Record list:

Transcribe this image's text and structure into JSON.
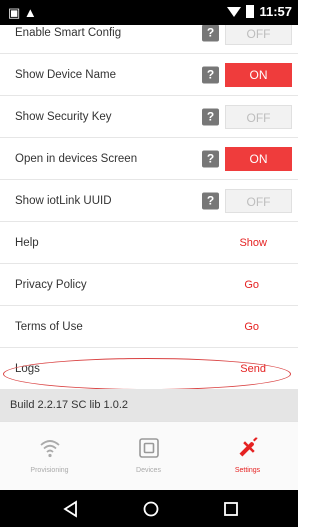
{
  "status": {
    "time": "11:57"
  },
  "settings": [
    {
      "label": "Enable Smart Config",
      "toggle": "OFF",
      "on": false
    },
    {
      "label": "Show Device Name",
      "toggle": "ON",
      "on": true
    },
    {
      "label": "Show Security Key",
      "toggle": "OFF",
      "on": false
    },
    {
      "label": "Open in devices Screen",
      "toggle": "ON",
      "on": true
    },
    {
      "label": "Show iotLink UUID",
      "toggle": "OFF",
      "on": false
    }
  ],
  "help_icon_glyph": "?",
  "links": [
    {
      "label": "Help",
      "action": "Show"
    },
    {
      "label": "Privacy Policy",
      "action": "Go"
    },
    {
      "label": "Terms of Use",
      "action": "Go"
    },
    {
      "label": "Logs",
      "action": "Send"
    }
  ],
  "build": "Build 2.2.17 SC lib 1.0.2",
  "tabs": [
    {
      "label": "Provisioning",
      "icon": "wifi-icon",
      "active": false
    },
    {
      "label": "Devices",
      "icon": "device-icon",
      "active": false
    },
    {
      "label": "Settings",
      "icon": "wrench-icon",
      "active": true
    }
  ],
  "colors": {
    "accent": "#e52222",
    "toggle_on": "#ef3c3c"
  }
}
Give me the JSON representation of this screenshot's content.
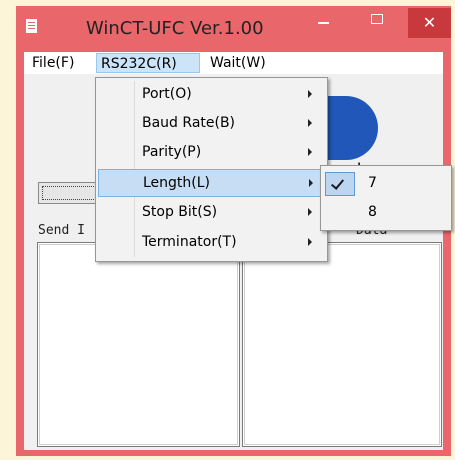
{
  "window": {
    "title": "WinCT-UFC  Ver.1.00",
    "close_glyph": "✕",
    "accent": "#e9676b"
  },
  "menubar": {
    "items": [
      {
        "label": "File(F)"
      },
      {
        "label": "RS232C(R)",
        "active": true
      },
      {
        "label": "Wait(W)"
      }
    ]
  },
  "background": {
    "logo_fragment": "red",
    "label_send": "Send I",
    "label_data": "Data"
  },
  "rs232c_menu": {
    "items": [
      {
        "label": "Port(O)"
      },
      {
        "label": "Baud Rate(B)"
      },
      {
        "label": "Parity(P)"
      },
      {
        "label": "Length(L)",
        "highlighted": true
      },
      {
        "label": "Stop Bit(S)"
      },
      {
        "label": "Terminator(T)"
      }
    ]
  },
  "length_submenu": {
    "items": [
      {
        "label": "7",
        "checked": true
      },
      {
        "label": "8",
        "checked": false
      }
    ]
  }
}
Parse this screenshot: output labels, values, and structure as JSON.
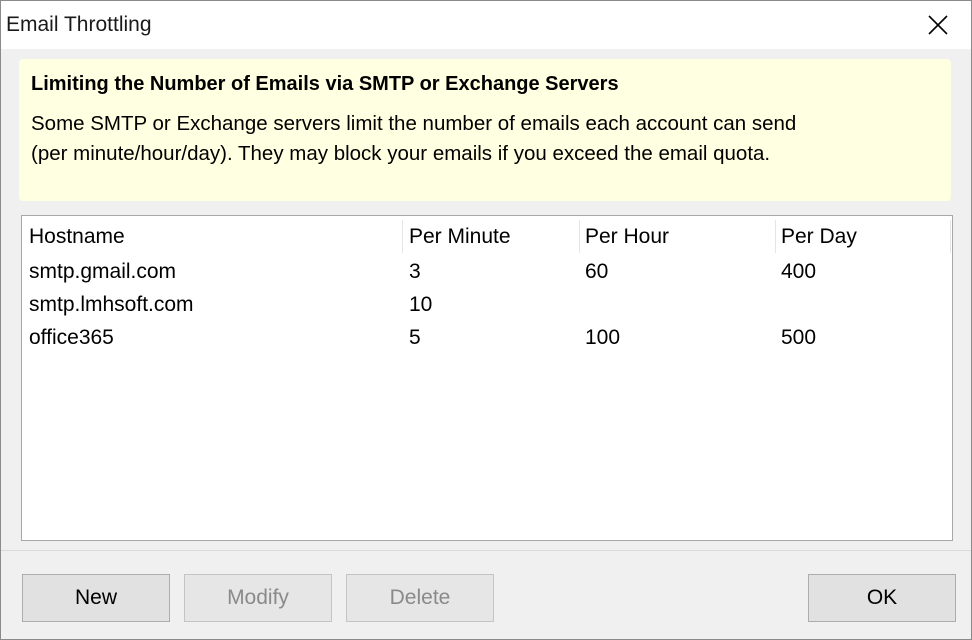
{
  "window": {
    "title": "Email Throttling"
  },
  "info": {
    "heading": "Limiting the Number of Emails via SMTP or Exchange Servers",
    "line1": "Some SMTP or Exchange servers limit the number of emails each account can send",
    "line2": "(per minute/hour/day). They may block your emails if you exceed the email quota."
  },
  "table": {
    "columns": [
      "Hostname",
      "Per Minute",
      "Per Hour",
      "Per Day"
    ],
    "rows": [
      [
        "smtp.gmail.com",
        "3",
        "60",
        "400"
      ],
      [
        "smtp.lmhsoft.com",
        "10",
        "",
        ""
      ],
      [
        "office365",
        "5",
        "100",
        "500"
      ]
    ]
  },
  "buttons": {
    "new": "New",
    "modify": "Modify",
    "delete": "Delete",
    "ok": "OK"
  },
  "icons": {
    "close": "close-icon"
  }
}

Goal: Copy out every line of the listing that includes the string "true".

Output of the exercise:
      "on": true
      "on": true
      "active": true
        "active": true
        "highlighted": true
        "checked": true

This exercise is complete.